» What is needed
Copy out all lines that hold "科左中旗公安局党委委员".

» Dataset entries
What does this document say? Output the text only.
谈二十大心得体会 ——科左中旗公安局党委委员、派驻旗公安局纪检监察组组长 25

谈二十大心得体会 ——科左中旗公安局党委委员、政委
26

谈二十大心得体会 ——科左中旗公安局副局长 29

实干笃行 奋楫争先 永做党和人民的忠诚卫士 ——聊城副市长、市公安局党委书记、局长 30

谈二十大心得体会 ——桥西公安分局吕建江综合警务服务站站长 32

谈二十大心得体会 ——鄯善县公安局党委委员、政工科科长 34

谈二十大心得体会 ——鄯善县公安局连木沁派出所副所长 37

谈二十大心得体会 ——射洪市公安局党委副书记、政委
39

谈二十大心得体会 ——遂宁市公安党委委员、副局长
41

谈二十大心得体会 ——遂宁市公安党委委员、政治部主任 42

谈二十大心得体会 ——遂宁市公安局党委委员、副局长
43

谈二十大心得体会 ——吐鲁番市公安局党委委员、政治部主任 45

» Result
谈二十大心得体会 ——科左中旗公安局党委委员、派驻旗公安局纪检监察组组长 25
谈二十大心得体会 ——科左中旗公安局党委委员、政委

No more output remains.